▶ **Exercise directions**
The data below should be printed in full, exactly, and without any of its images.

A run of records
■ ■ ■

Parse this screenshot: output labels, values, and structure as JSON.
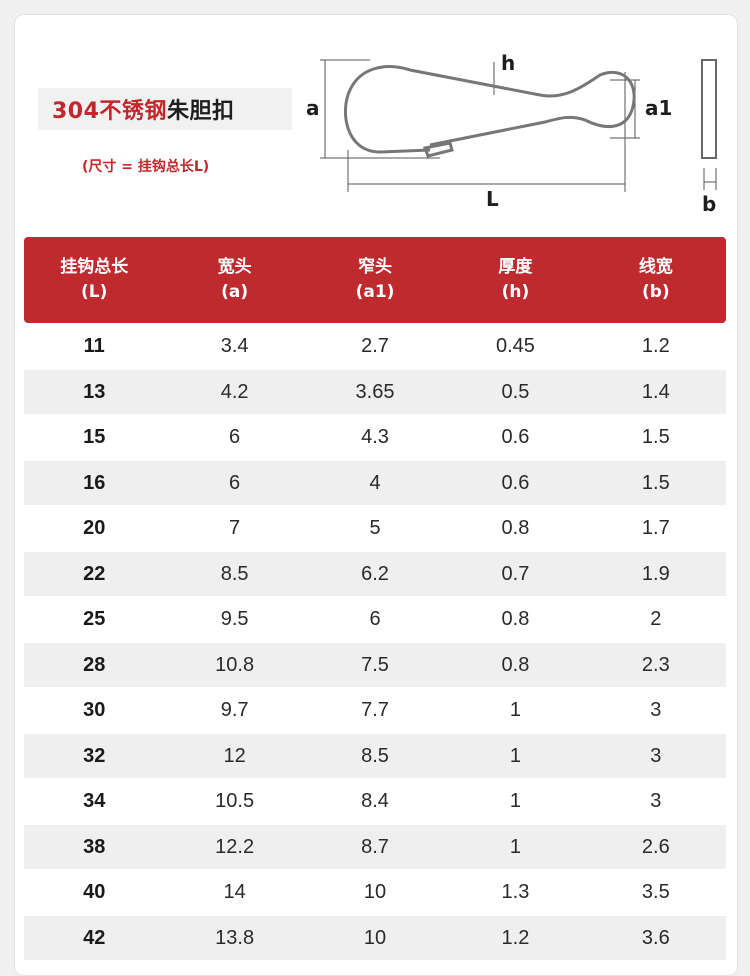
{
  "title": {
    "red_part": "304不锈钢",
    "black_part": "朱胆扣"
  },
  "subtitle": "(尺寸 = 挂钩总长L)",
  "diagram": {
    "labels": {
      "a": "a",
      "h": "h",
      "a1": "a1",
      "L": "L",
      "b": "b"
    }
  },
  "table": {
    "headers": [
      {
        "cn": "挂钩总长",
        "sym": "(L)"
      },
      {
        "cn": "宽头",
        "sym": "(a)"
      },
      {
        "cn": "窄头",
        "sym": "(a1)"
      },
      {
        "cn": "厚度",
        "sym": "(h)"
      },
      {
        "cn": "线宽",
        "sym": "(b)"
      }
    ],
    "rows": [
      [
        "11",
        "3.4",
        "2.7",
        "0.45",
        "1.2"
      ],
      [
        "13",
        "4.2",
        "3.65",
        "0.5",
        "1.4"
      ],
      [
        "15",
        "6",
        "4.3",
        "0.6",
        "1.5"
      ],
      [
        "16",
        "6",
        "4",
        "0.6",
        "1.5"
      ],
      [
        "20",
        "7",
        "5",
        "0.8",
        "1.7"
      ],
      [
        "22",
        "8.5",
        "6.2",
        "0.7",
        "1.9"
      ],
      [
        "25",
        "9.5",
        "6",
        "0.8",
        "2"
      ],
      [
        "28",
        "10.8",
        "7.5",
        "0.8",
        "2.3"
      ],
      [
        "30",
        "9.7",
        "7.7",
        "1",
        "3"
      ],
      [
        "32",
        "12",
        "8.5",
        "1",
        "3"
      ],
      [
        "34",
        "10.5",
        "8.4",
        "1",
        "3"
      ],
      [
        "38",
        "12.2",
        "8.7",
        "1",
        "2.6"
      ],
      [
        "40",
        "14",
        "10",
        "1.3",
        "3.5"
      ],
      [
        "42",
        "13.8",
        "10",
        "1.2",
        "3.6"
      ]
    ]
  },
  "colors": {
    "accent": "#bf2a2f",
    "stripe": "#efefef"
  }
}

■ ■ ■

▶ **Exercise solution**
Parse this screenshot: output labels, values, and structure as JSON.
{
  "title": {
    "red_part": "304不锈钢",
    "black_part": "朱胆扣"
  },
  "subtitle": "(尺寸 = 挂钩总长L)",
  "diagram": {
    "labels": {
      "a": "a",
      "h": "h",
      "a1": "a1",
      "L": "L",
      "b": "b"
    }
  },
  "table": {
    "headers": [
      {
        "cn": "挂钩总长",
        "sym": "(L)"
      },
      {
        "cn": "宽头",
        "sym": "(a)"
      },
      {
        "cn": "窄头",
        "sym": "(a1)"
      },
      {
        "cn": "厚度",
        "sym": "(h)"
      },
      {
        "cn": "线宽",
        "sym": "(b)"
      }
    ],
    "rows": [
      [
        "11",
        "3.4",
        "2.7",
        "0.45",
        "1.2"
      ],
      [
        "13",
        "4.2",
        "3.65",
        "0.5",
        "1.4"
      ],
      [
        "15",
        "6",
        "4.3",
        "0.6",
        "1.5"
      ],
      [
        "16",
        "6",
        "4",
        "0.6",
        "1.5"
      ],
      [
        "20",
        "7",
        "5",
        "0.8",
        "1.7"
      ],
      [
        "22",
        "8.5",
        "6.2",
        "0.7",
        "1.9"
      ],
      [
        "25",
        "9.5",
        "6",
        "0.8",
        "2"
      ],
      [
        "28",
        "10.8",
        "7.5",
        "0.8",
        "2.3"
      ],
      [
        "30",
        "9.7",
        "7.7",
        "1",
        "3"
      ],
      [
        "32",
        "12",
        "8.5",
        "1",
        "3"
      ],
      [
        "34",
        "10.5",
        "8.4",
        "1",
        "3"
      ],
      [
        "38",
        "12.2",
        "8.7",
        "1",
        "2.6"
      ],
      [
        "40",
        "14",
        "10",
        "1.3",
        "3.5"
      ],
      [
        "42",
        "13.8",
        "10",
        "1.2",
        "3.6"
      ]
    ]
  },
  "colors": {
    "accent": "#bf2a2f",
    "stripe": "#efefef"
  }
}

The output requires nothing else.